↓

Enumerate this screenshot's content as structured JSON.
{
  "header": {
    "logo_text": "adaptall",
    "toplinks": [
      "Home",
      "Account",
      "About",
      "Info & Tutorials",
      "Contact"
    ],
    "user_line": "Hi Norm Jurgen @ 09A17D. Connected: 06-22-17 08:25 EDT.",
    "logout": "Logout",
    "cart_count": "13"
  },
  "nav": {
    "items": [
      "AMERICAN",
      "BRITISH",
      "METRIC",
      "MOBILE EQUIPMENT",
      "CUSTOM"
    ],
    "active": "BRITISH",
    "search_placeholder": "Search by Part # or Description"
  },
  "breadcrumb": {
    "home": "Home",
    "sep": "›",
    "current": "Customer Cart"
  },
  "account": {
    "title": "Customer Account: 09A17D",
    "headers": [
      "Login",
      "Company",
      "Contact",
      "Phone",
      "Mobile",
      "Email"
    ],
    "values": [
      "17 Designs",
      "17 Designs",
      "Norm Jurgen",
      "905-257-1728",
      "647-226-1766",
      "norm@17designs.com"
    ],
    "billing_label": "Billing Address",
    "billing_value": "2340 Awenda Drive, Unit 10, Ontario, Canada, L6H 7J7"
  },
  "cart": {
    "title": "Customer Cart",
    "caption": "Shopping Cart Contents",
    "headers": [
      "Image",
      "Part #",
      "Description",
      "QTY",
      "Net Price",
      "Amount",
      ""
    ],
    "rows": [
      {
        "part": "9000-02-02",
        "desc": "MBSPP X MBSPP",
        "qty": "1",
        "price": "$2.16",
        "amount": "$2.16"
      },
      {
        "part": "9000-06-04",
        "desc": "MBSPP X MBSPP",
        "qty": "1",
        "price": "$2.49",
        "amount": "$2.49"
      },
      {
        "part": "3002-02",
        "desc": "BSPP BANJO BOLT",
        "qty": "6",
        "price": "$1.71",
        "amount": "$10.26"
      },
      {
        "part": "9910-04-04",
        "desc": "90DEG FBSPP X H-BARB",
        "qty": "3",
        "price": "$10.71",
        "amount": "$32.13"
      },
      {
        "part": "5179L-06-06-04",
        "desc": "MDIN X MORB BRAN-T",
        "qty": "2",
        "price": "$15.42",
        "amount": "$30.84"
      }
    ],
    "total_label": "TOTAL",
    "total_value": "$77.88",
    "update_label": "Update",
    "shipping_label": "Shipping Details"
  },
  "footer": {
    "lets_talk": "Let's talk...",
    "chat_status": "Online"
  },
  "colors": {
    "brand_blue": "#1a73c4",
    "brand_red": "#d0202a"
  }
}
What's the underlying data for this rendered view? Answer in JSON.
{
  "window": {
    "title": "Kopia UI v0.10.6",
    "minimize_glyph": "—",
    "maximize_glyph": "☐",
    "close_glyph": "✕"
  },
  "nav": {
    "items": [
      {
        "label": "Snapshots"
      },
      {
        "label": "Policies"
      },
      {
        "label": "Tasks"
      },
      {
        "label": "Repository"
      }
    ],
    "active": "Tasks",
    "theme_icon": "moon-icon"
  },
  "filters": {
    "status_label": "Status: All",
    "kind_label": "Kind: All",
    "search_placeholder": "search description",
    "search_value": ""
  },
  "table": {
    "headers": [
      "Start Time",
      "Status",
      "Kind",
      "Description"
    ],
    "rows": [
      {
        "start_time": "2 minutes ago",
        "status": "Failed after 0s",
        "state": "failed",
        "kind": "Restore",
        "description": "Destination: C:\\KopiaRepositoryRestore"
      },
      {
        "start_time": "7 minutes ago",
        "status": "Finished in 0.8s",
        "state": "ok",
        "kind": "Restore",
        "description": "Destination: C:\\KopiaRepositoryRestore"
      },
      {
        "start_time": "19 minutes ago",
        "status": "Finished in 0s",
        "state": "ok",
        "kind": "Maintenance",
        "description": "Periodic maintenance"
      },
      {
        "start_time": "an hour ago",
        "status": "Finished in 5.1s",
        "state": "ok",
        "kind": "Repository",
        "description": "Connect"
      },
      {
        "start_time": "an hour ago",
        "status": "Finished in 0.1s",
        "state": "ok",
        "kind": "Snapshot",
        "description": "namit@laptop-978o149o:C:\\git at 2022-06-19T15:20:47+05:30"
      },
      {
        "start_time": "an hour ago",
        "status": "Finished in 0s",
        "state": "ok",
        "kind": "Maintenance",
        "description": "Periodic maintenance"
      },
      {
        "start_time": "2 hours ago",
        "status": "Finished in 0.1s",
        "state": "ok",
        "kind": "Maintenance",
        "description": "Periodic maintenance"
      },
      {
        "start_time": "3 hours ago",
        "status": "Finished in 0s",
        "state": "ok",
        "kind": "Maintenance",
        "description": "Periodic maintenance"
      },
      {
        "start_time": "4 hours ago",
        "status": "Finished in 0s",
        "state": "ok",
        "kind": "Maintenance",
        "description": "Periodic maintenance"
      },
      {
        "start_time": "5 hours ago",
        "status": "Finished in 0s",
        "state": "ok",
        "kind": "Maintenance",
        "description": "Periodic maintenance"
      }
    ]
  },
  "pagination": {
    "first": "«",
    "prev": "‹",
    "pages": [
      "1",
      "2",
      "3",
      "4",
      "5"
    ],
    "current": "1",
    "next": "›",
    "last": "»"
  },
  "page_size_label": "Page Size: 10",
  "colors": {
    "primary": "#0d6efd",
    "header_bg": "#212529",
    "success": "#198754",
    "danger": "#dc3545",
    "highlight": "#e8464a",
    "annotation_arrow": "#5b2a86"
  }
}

↑

■ WRITTEN PROBLEM ■
Filter the records above and return every line that holds the word "title".

■ RESPONSE TO THIS EXERCISE ■
    "title": "Customer Account: 09A17D",
    "title": "Customer Cart",
    "title": "Kopia UI v0.10.6",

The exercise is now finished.